Reproduce all entries precisely, down to the last character.

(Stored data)
——————————
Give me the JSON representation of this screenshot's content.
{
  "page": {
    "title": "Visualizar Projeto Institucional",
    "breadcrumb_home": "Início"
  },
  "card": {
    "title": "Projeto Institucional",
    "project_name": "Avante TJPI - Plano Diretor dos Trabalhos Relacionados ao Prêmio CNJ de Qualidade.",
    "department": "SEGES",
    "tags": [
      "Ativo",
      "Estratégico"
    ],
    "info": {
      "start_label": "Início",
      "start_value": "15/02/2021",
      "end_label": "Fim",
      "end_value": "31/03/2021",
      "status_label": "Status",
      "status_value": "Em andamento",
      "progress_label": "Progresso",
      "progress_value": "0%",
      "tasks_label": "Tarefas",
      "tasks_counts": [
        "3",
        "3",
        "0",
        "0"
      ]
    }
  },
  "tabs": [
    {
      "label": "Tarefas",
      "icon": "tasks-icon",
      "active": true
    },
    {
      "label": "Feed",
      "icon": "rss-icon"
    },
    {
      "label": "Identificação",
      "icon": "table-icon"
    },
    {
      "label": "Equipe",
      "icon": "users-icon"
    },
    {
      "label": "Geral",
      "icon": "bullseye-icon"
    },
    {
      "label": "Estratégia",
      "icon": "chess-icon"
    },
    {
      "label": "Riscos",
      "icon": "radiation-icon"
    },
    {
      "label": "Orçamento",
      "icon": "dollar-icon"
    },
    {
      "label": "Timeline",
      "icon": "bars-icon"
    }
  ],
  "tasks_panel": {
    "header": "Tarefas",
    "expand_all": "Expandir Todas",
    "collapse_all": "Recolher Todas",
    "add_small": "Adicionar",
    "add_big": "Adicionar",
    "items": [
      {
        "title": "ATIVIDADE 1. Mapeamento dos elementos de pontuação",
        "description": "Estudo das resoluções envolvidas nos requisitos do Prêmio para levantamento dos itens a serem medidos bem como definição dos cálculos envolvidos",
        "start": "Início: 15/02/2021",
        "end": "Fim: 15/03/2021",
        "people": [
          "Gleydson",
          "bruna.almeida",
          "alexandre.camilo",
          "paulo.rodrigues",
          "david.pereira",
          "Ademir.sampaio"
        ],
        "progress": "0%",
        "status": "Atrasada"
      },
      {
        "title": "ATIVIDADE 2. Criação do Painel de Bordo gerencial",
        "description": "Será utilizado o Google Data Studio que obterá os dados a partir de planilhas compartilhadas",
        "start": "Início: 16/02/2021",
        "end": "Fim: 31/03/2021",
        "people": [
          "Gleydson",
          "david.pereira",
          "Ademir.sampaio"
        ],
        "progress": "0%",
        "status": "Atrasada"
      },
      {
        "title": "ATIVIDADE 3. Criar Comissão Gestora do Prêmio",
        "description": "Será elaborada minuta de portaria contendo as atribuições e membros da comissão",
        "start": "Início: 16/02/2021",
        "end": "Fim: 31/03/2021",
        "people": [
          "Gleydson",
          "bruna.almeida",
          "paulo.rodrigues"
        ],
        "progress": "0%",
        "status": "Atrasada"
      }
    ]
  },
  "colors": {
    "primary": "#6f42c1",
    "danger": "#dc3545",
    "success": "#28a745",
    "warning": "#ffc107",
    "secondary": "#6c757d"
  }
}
——————————
**Reply to the exercise**:
Give me the JSON representation of this screenshot's content.
{
  "page": {
    "title": "Visualizar Projeto Institucional",
    "breadcrumb_home": "Início"
  },
  "card": {
    "title": "Projeto Institucional",
    "project_name": "Avante TJPI - Plano Diretor dos Trabalhos Relacionados ao Prêmio CNJ de Qualidade.",
    "department": "SEGES",
    "tags": [
      "Ativo",
      "Estratégico"
    ],
    "info": {
      "start_label": "Início",
      "start_value": "15/02/2021",
      "end_label": "Fim",
      "end_value": "31/03/2021",
      "status_label": "Status",
      "status_value": "Em andamento",
      "progress_label": "Progresso",
      "progress_value": "0%",
      "tasks_label": "Tarefas",
      "tasks_counts": [
        "3",
        "3",
        "0",
        "0"
      ]
    }
  },
  "tabs": [
    {
      "label": "Tarefas",
      "icon": "tasks-icon",
      "active": true
    },
    {
      "label": "Feed",
      "icon": "rss-icon"
    },
    {
      "label": "Identificação",
      "icon": "table-icon"
    },
    {
      "label": "Equipe",
      "icon": "users-icon"
    },
    {
      "label": "Geral",
      "icon": "bullseye-icon"
    },
    {
      "label": "Estratégia",
      "icon": "chess-icon"
    },
    {
      "label": "Riscos",
      "icon": "radiation-icon"
    },
    {
      "label": "Orçamento",
      "icon": "dollar-icon"
    },
    {
      "label": "Timeline",
      "icon": "bars-icon"
    }
  ],
  "tasks_panel": {
    "header": "Tarefas",
    "expand_all": "Expandir Todas",
    "collapse_all": "Recolher Todas",
    "add_small": "Adicionar",
    "add_big": "Adicionar",
    "items": [
      {
        "title": "ATIVIDADE 1. Mapeamento dos elementos de pontuação",
        "description": "Estudo das resoluções envolvidas nos requisitos do Prêmio para levantamento dos itens a serem medidos bem como definição dos cálculos envolvidos",
        "start": "Início: 15/02/2021",
        "end": "Fim: 15/03/2021",
        "people": [
          "Gleydson",
          "bruna.almeida",
          "alexandre.camilo",
          "paulo.rodrigues",
          "david.pereira",
          "Ademir.sampaio"
        ],
        "progress": "0%",
        "status": "Atrasada"
      },
      {
        "title": "ATIVIDADE 2. Criação do Painel de Bordo gerencial",
        "description": "Será utilizado o Google Data Studio que obterá os dados a partir de planilhas compartilhadas",
        "start": "Início: 16/02/2021",
        "end": "Fim: 31/03/2021",
        "people": [
          "Gleydson",
          "david.pereira",
          "Ademir.sampaio"
        ],
        "progress": "0%",
        "status": "Atrasada"
      },
      {
        "title": "ATIVIDADE 3. Criar Comissão Gestora do Prêmio",
        "description": "Será elaborada minuta de portaria contendo as atribuições e membros da comissão",
        "start": "Início: 16/02/2021",
        "end": "Fim: 31/03/2021",
        "people": [
          "Gleydson",
          "bruna.almeida",
          "paulo.rodrigues"
        ],
        "progress": "0%",
        "status": "Atrasada"
      }
    ]
  },
  "colors": {
    "primary": "#6f42c1",
    "danger": "#dc3545",
    "success": "#28a745",
    "warning": "#ffc107",
    "secondary": "#6c757d"
  }
}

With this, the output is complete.